**EXERCISE**
What follows is a listing. Return every line of it exactly.

**EXTRACTED DATA**
[start]

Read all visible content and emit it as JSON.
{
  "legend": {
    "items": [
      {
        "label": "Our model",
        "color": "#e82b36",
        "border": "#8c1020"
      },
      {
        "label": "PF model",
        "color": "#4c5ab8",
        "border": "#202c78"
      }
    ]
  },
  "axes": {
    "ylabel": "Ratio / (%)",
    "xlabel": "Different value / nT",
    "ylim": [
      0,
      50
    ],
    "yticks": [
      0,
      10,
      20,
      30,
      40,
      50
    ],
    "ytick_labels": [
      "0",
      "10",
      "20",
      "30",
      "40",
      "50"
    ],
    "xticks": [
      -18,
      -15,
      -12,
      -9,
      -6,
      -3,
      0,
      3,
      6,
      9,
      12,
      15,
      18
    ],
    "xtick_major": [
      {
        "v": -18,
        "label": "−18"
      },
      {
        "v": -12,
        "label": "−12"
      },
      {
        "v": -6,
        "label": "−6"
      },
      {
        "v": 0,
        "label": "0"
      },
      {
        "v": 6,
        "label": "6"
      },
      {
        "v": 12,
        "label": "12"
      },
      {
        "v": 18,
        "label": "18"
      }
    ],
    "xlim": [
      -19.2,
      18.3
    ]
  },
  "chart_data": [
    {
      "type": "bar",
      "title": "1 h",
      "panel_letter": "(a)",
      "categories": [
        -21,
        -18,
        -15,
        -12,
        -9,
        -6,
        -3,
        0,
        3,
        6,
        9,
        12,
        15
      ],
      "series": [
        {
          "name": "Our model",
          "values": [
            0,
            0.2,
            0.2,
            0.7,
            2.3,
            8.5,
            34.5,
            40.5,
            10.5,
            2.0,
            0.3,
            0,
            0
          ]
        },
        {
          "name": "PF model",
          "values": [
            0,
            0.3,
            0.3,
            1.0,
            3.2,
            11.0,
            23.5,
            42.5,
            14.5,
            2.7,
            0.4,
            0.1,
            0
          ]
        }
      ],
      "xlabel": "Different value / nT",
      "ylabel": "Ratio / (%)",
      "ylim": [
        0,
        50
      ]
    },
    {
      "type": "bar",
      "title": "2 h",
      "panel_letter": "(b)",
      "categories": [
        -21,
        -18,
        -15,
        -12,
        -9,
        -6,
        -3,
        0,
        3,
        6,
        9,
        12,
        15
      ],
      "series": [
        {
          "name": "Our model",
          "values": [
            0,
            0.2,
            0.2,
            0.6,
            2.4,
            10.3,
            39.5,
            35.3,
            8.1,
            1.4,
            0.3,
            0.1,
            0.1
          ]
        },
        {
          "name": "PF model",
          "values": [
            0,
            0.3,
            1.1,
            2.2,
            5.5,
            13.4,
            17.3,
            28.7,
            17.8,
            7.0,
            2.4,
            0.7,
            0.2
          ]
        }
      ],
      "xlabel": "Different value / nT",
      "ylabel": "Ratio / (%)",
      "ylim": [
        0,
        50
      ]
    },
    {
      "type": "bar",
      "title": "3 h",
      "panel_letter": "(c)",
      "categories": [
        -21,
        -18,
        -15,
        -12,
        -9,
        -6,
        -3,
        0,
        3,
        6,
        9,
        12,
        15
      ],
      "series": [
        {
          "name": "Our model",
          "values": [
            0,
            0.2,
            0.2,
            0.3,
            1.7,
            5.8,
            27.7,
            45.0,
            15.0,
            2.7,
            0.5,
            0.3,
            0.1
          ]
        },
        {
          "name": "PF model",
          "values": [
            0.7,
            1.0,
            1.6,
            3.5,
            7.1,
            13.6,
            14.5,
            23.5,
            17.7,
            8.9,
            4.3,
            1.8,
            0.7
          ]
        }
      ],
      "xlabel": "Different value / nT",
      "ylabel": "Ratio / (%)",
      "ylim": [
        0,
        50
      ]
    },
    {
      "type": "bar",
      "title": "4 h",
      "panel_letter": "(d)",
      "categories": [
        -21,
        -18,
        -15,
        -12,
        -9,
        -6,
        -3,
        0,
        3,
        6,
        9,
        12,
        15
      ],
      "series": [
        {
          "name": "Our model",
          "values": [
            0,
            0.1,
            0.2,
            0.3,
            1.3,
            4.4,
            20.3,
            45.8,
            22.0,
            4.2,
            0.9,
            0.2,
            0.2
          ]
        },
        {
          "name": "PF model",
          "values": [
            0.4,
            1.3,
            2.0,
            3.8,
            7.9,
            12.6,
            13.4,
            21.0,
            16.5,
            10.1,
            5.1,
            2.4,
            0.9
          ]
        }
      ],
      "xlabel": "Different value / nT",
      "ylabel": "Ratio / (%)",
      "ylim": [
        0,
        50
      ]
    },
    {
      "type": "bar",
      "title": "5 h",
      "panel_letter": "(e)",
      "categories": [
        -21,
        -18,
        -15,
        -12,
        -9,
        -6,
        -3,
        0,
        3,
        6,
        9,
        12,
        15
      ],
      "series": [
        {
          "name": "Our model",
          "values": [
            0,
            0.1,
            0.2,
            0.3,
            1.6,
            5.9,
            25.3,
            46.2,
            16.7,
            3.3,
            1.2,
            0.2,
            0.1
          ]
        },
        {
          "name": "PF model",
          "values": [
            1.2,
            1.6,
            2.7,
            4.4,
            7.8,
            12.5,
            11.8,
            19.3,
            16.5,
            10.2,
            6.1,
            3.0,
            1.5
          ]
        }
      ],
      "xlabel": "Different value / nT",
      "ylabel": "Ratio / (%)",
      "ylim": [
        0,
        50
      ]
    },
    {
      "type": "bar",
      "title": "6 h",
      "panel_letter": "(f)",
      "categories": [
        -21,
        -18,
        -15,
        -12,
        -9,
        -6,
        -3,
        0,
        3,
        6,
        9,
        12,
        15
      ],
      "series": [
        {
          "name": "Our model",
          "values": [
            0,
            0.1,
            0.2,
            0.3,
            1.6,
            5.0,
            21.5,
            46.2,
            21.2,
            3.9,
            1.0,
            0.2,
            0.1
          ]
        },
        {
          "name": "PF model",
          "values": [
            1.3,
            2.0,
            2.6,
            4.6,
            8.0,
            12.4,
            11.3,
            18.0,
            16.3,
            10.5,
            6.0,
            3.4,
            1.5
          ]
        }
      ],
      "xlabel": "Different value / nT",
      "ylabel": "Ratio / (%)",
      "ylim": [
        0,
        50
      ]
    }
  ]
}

[end]

**EXPECTED ANSWER**
Read all visible content and emit it as JSON.
{
  "legend": {
    "items": [
      {
        "label": "Our model",
        "color": "#e82b36",
        "border": "#8c1020"
      },
      {
        "label": "PF model",
        "color": "#4c5ab8",
        "border": "#202c78"
      }
    ]
  },
  "axes": {
    "ylabel": "Ratio / (%)",
    "xlabel": "Different value / nT",
    "ylim": [
      0,
      50
    ],
    "yticks": [
      0,
      10,
      20,
      30,
      40,
      50
    ],
    "ytick_labels": [
      "0",
      "10",
      "20",
      "30",
      "40",
      "50"
    ],
    "xticks": [
      -18,
      -15,
      -12,
      -9,
      -6,
      -3,
      0,
      3,
      6,
      9,
      12,
      15,
      18
    ],
    "xtick_major": [
      {
        "v": -18,
        "label": "−18"
      },
      {
        "v": -12,
        "label": "−12"
      },
      {
        "v": -6,
        "label": "−6"
      },
      {
        "v": 0,
        "label": "0"
      },
      {
        "v": 6,
        "label": "6"
      },
      {
        "v": 12,
        "label": "12"
      },
      {
        "v": 18,
        "label": "18"
      }
    ],
    "xlim": [
      -19.2,
      18.3
    ]
  },
  "chart_data": [
    {
      "type": "bar",
      "title": "1 h",
      "panel_letter": "(a)",
      "categories": [
        -21,
        -18,
        -15,
        -12,
        -9,
        -6,
        -3,
        0,
        3,
        6,
        9,
        12,
        15
      ],
      "series": [
        {
          "name": "Our model",
          "values": [
            0,
            0.2,
            0.2,
            0.7,
            2.3,
            8.5,
            34.5,
            40.5,
            10.5,
            2.0,
            0.3,
            0,
            0
          ]
        },
        {
          "name": "PF model",
          "values": [
            0,
            0.3,
            0.3,
            1.0,
            3.2,
            11.0,
            23.5,
            42.5,
            14.5,
            2.7,
            0.4,
            0.1,
            0
          ]
        }
      ],
      "xlabel": "Different value / nT",
      "ylabel": "Ratio / (%)",
      "ylim": [
        0,
        50
      ]
    },
    {
      "type": "bar",
      "title": "2 h",
      "panel_letter": "(b)",
      "categories": [
        -21,
        -18,
        -15,
        -12,
        -9,
        -6,
        -3,
        0,
        3,
        6,
        9,
        12,
        15
      ],
      "series": [
        {
          "name": "Our model",
          "values": [
            0,
            0.2,
            0.2,
            0.6,
            2.4,
            10.3,
            39.5,
            35.3,
            8.1,
            1.4,
            0.3,
            0.1,
            0.1
          ]
        },
        {
          "name": "PF model",
          "values": [
            0,
            0.3,
            1.1,
            2.2,
            5.5,
            13.4,
            17.3,
            28.7,
            17.8,
            7.0,
            2.4,
            0.7,
            0.2
          ]
        }
      ],
      "xlabel": "Different value / nT",
      "ylabel": "Ratio / (%)",
      "ylim": [
        0,
        50
      ]
    },
    {
      "type": "bar",
      "title": "3 h",
      "panel_letter": "(c)",
      "categories": [
        -21,
        -18,
        -15,
        -12,
        -9,
        -6,
        -3,
        0,
        3,
        6,
        9,
        12,
        15
      ],
      "series": [
        {
          "name": "Our model",
          "values": [
            0,
            0.2,
            0.2,
            0.3,
            1.7,
            5.8,
            27.7,
            45.0,
            15.0,
            2.7,
            0.5,
            0.3,
            0.1
          ]
        },
        {
          "name": "PF model",
          "values": [
            0.7,
            1.0,
            1.6,
            3.5,
            7.1,
            13.6,
            14.5,
            23.5,
            17.7,
            8.9,
            4.3,
            1.8,
            0.7
          ]
        }
      ],
      "xlabel": "Different value / nT",
      "ylabel": "Ratio / (%)",
      "ylim": [
        0,
        50
      ]
    },
    {
      "type": "bar",
      "title": "4 h",
      "panel_letter": "(d)",
      "categories": [
        -21,
        -18,
        -15,
        -12,
        -9,
        -6,
        -3,
        0,
        3,
        6,
        9,
        12,
        15
      ],
      "series": [
        {
          "name": "Our model",
          "values": [
            0,
            0.1,
            0.2,
            0.3,
            1.3,
            4.4,
            20.3,
            45.8,
            22.0,
            4.2,
            0.9,
            0.2,
            0.2
          ]
        },
        {
          "name": "PF model",
          "values": [
            0.4,
            1.3,
            2.0,
            3.8,
            7.9,
            12.6,
            13.4,
            21.0,
            16.5,
            10.1,
            5.1,
            2.4,
            0.9
          ]
        }
      ],
      "xlabel": "Different value / nT",
      "ylabel": "Ratio / (%)",
      "ylim": [
        0,
        50
      ]
    },
    {
      "type": "bar",
      "title": "5 h",
      "panel_letter": "(e)",
      "categories": [
        -21,
        -18,
        -15,
        -12,
        -9,
        -6,
        -3,
        0,
        3,
        6,
        9,
        12,
        15
      ],
      "series": [
        {
          "name": "Our model",
          "values": [
            0,
            0.1,
            0.2,
            0.3,
            1.6,
            5.9,
            25.3,
            46.2,
            16.7,
            3.3,
            1.2,
            0.2,
            0.1
          ]
        },
        {
          "name": "PF model",
          "values": [
            1.2,
            1.6,
            2.7,
            4.4,
            7.8,
            12.5,
            11.8,
            19.3,
            16.5,
            10.2,
            6.1,
            3.0,
            1.5
          ]
        }
      ],
      "xlabel": "Different value / nT",
      "ylabel": "Ratio / (%)",
      "ylim": [
        0,
        50
      ]
    },
    {
      "type": "bar",
      "title": "6 h",
      "panel_letter": "(f)",
      "categories": [
        -21,
        -18,
        -15,
        -12,
        -9,
        -6,
        -3,
        0,
        3,
        6,
        9,
        12,
        15
      ],
      "series": [
        {
          "name": "Our model",
          "values": [
            0,
            0.1,
            0.2,
            0.3,
            1.6,
            5.0,
            21.5,
            46.2,
            21.2,
            3.9,
            1.0,
            0.2,
            0.1
          ]
        },
        {
          "name": "PF model",
          "values": [
            1.3,
            2.0,
            2.6,
            4.6,
            8.0,
            12.4,
            11.3,
            18.0,
            16.3,
            10.5,
            6.0,
            3.4,
            1.5
          ]
        }
      ],
      "xlabel": "Different value / nT",
      "ylabel": "Ratio / (%)",
      "ylim": [
        0,
        50
      ]
    }
  ]
}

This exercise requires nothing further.